OBJECTIVE: Reproduce every line of the records below verbatim, omitting the pictures.

TASK DATA:

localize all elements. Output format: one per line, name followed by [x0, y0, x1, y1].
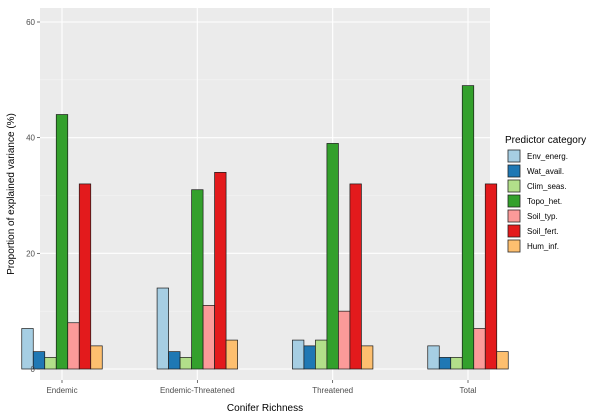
bar-topo-het-endemic — [55, 114, 69, 370]
bar-clim-seas-threatened — [315, 339, 328, 370]
bar-soil-typ-endemic — [67, 322, 80, 370]
bar-hum-inf-total — [496, 351, 509, 370]
legend-title: Predictor category — [505, 135, 586, 146]
plot-panel — [40, 8, 490, 380]
y-axis-title: Proportion of explained variance (%) — [6, 113, 17, 275]
y-tick-label: 40 — [26, 134, 35, 143]
bar-hum-inf-endemic-threatened — [225, 339, 238, 370]
bar-soil-fert-total — [484, 183, 498, 370]
y-tick-labels: 0 20 40 60 — [26, 18, 40, 374]
legend-swatch — [507, 149, 521, 163]
bar-env-energ-threatened — [292, 339, 305, 370]
bar-hum-inf-endemic — [90, 345, 103, 370]
legend-swatch — [507, 239, 521, 253]
x-tick-labels: Endemic Endemic-Threatened Threatened Total — [46, 380, 477, 395]
bar-env-energ-total — [427, 345, 440, 370]
legend-label: Topo_het. — [527, 197, 562, 206]
bar-soil-typ-threatened — [338, 310, 351, 370]
y-tick-label: 0 — [31, 365, 36, 374]
bar-wat-avail-total — [438, 357, 452, 370]
bar-soil-typ-endemic-threatened — [202, 305, 215, 370]
bar-hum-inf-threatened — [361, 345, 374, 370]
legend-label: Hum_inf. — [527, 242, 559, 251]
bar-wat-avail-threatened — [303, 345, 316, 370]
x-axis-title: Conifer Richness — [227, 403, 303, 414]
legend-swatch — [507, 194, 521, 208]
legend-label: Soil_typ. — [527, 212, 558, 221]
bar-soil-fert-endemic — [78, 183, 92, 370]
x-tick-label: Threatened — [312, 386, 353, 395]
y-tick-label: 60 — [26, 18, 35, 27]
bar-soil-fert-threatened — [349, 183, 362, 370]
bar-topo-het-total — [461, 85, 475, 370]
legend-swatch — [507, 164, 521, 178]
legend-swatch — [507, 209, 521, 223]
x-tick-label: Endemic — [46, 386, 77, 395]
legend-swatch — [507, 179, 521, 193]
legend-label: Wat_avail. — [527, 167, 564, 176]
bar-clim-seas-endemic-threatened — [179, 357, 192, 370]
bar-clim-seas-endemic — [44, 357, 57, 370]
bar-soil-fert-endemic-threatened — [214, 172, 227, 370]
legend-swatch — [507, 224, 521, 238]
x-tick-label: Endemic-Threatened — [160, 386, 235, 395]
bar-topo-het-threatened — [326, 143, 339, 370]
legend-label: Clim_seas. — [527, 182, 567, 191]
legend-label: Soil_fert. — [527, 227, 559, 236]
legend: Predictor category Env_energ. Wat_avail. C… — [505, 135, 586, 253]
bar-env-energ-endemic — [21, 328, 34, 370]
x-tick-label: Total — [460, 386, 477, 395]
legend-label: Env_energ. — [527, 152, 568, 161]
bar-soil-typ-total — [473, 328, 486, 370]
bar-env-energ-endemic-threatened — [156, 287, 169, 370]
bar-wat-avail-endemic-threatened — [168, 351, 181, 370]
y-tick-label: 20 — [26, 249, 35, 258]
bars — [21, 85, 509, 370]
bar-clim-seas-total — [450, 357, 463, 370]
bar-topo-het-endemic-threatened — [191, 189, 204, 370]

SOLUTION FOR THIS TASK:
localize all elements. Output format: one per line, name followed by [x0, y0, x1, y1].
bar-topo-het-endemic — [55, 114, 69, 370]
bar-clim-seas-threatened — [315, 339, 328, 370]
bar-soil-typ-endemic — [67, 322, 80, 370]
bar-hum-inf-total — [496, 351, 509, 370]
legend-title: Predictor category — [505, 135, 586, 146]
plot-panel — [40, 8, 490, 380]
y-axis-title: Proportion of explained variance (%) — [6, 113, 17, 275]
y-tick-label: 40 — [26, 134, 35, 143]
bar-hum-inf-endemic-threatened — [225, 339, 238, 370]
bar-soil-fert-total — [484, 183, 498, 370]
y-tick-labels: 0 20 40 60 — [26, 18, 40, 374]
legend-swatch — [507, 149, 521, 163]
bar-env-energ-threatened — [292, 339, 305, 370]
bar-hum-inf-endemic — [90, 345, 103, 370]
legend-swatch — [507, 239, 521, 253]
x-tick-labels: Endemic Endemic-Threatened Threatened Total — [46, 380, 477, 395]
bar-env-energ-total — [427, 345, 440, 370]
legend-label: Topo_het. — [527, 197, 562, 206]
bar-soil-typ-threatened — [338, 310, 351, 370]
y-tick-label: 0 — [31, 365, 36, 374]
bar-wat-avail-total — [438, 357, 452, 370]
bar-soil-typ-endemic-threatened — [202, 305, 215, 370]
bar-hum-inf-threatened — [361, 345, 374, 370]
legend-label: Hum_inf. — [527, 242, 559, 251]
bar-wat-avail-threatened — [303, 345, 316, 370]
x-axis-title: Conifer Richness — [227, 403, 303, 414]
legend-swatch — [507, 194, 521, 208]
legend-label: Soil_typ. — [527, 212, 558, 221]
bar-soil-fert-endemic — [78, 183, 92, 370]
x-tick-label: Threatened — [312, 386, 353, 395]
y-tick-label: 60 — [26, 18, 35, 27]
bar-soil-fert-threatened — [349, 183, 362, 370]
bar-topo-het-total — [461, 85, 475, 370]
legend-swatch — [507, 164, 521, 178]
legend-swatch — [507, 209, 521, 223]
x-tick-label: Endemic — [46, 386, 77, 395]
legend-swatch — [507, 179, 521, 193]
legend-label: Wat_avail. — [527, 167, 564, 176]
bar-clim-seas-endemic-threatened — [179, 357, 192, 370]
bar-clim-seas-endemic — [44, 357, 57, 370]
bar-soil-fert-endemic-threatened — [214, 172, 227, 370]
legend-swatch — [507, 224, 521, 238]
x-tick-label: Endemic-Threatened — [160, 386, 235, 395]
bar-topo-het-threatened — [326, 143, 339, 370]
legend-label: Clim_seas. — [527, 182, 567, 191]
legend-label: Soil_fert. — [527, 227, 559, 236]
legend: Predictor category Env_energ. Wat_avail. C… — [505, 135, 586, 253]
bar-env-energ-endemic — [21, 328, 34, 370]
x-tick-label: Total — [460, 386, 477, 395]
legend-label: Env_energ. — [527, 152, 568, 161]
bar-soil-typ-total — [473, 328, 486, 370]
bar-env-energ-endemic-threatened — [156, 287, 169, 370]
bar-wat-avail-endemic-threatened — [168, 351, 181, 370]
y-tick-label: 20 — [26, 249, 35, 258]
bars — [21, 85, 509, 370]
bar-clim-seas-total — [450, 357, 463, 370]
bar-topo-het-endemic-threatened — [191, 189, 204, 370]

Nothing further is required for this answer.